Task instructions: In full and without alteration, repeat the material.

Raw records:

• • •

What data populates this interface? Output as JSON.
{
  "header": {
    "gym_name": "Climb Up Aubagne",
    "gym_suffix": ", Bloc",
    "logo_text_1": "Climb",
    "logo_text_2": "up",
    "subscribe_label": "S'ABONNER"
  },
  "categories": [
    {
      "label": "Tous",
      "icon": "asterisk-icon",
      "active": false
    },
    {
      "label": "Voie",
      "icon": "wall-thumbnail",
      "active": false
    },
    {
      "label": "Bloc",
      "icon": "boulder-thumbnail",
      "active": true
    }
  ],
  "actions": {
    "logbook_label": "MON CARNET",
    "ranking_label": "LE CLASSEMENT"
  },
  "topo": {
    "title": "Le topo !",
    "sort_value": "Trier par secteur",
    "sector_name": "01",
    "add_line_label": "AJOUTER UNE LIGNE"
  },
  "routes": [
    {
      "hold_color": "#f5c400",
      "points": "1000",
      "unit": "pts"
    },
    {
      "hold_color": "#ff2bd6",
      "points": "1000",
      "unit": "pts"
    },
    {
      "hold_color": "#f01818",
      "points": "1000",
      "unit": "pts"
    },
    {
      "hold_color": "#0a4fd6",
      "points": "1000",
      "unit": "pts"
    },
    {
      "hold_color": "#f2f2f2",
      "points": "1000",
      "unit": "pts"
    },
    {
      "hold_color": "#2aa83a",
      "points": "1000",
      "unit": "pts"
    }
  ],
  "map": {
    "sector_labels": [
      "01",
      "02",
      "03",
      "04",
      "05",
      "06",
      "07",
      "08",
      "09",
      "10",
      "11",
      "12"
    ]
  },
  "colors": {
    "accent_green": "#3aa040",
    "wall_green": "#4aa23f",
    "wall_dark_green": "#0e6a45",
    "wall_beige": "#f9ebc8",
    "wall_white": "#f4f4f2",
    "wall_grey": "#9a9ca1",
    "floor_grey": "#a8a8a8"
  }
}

• • •

Reply:
What data populates this interface? Output as JSON.
{
  "header": {
    "gym_name": "Climb Up Aubagne",
    "gym_suffix": ", Bloc",
    "logo_text_1": "Climb",
    "logo_text_2": "up",
    "subscribe_label": "S'ABONNER"
  },
  "categories": [
    {
      "label": "Tous",
      "icon": "asterisk-icon",
      "active": false
    },
    {
      "label": "Voie",
      "icon": "wall-thumbnail",
      "active": false
    },
    {
      "label": "Bloc",
      "icon": "boulder-thumbnail",
      "active": true
    }
  ],
  "actions": {
    "logbook_label": "MON CARNET",
    "ranking_label": "LE CLASSEMENT"
  },
  "topo": {
    "title": "Le topo !",
    "sort_value": "Trier par secteur",
    "sector_name": "01",
    "add_line_label": "AJOUTER UNE LIGNE"
  },
  "routes": [
    {
      "hold_color": "#f5c400",
      "points": "1000",
      "unit": "pts"
    },
    {
      "hold_color": "#ff2bd6",
      "points": "1000",
      "unit": "pts"
    },
    {
      "hold_color": "#f01818",
      "points": "1000",
      "unit": "pts"
    },
    {
      "hold_color": "#0a4fd6",
      "points": "1000",
      "unit": "pts"
    },
    {
      "hold_color": "#f2f2f2",
      "points": "1000",
      "unit": "pts"
    },
    {
      "hold_color": "#2aa83a",
      "points": "1000",
      "unit": "pts"
    }
  ],
  "map": {
    "sector_labels": [
      "01",
      "02",
      "03",
      "04",
      "05",
      "06",
      "07",
      "08",
      "09",
      "10",
      "11",
      "12"
    ]
  },
  "colors": {
    "accent_green": "#3aa040",
    "wall_green": "#4aa23f",
    "wall_dark_green": "#0e6a45",
    "wall_beige": "#f9ebc8",
    "wall_white": "#f4f4f2",
    "wall_grey": "#9a9ca1",
    "floor_grey": "#a8a8a8"
  }
}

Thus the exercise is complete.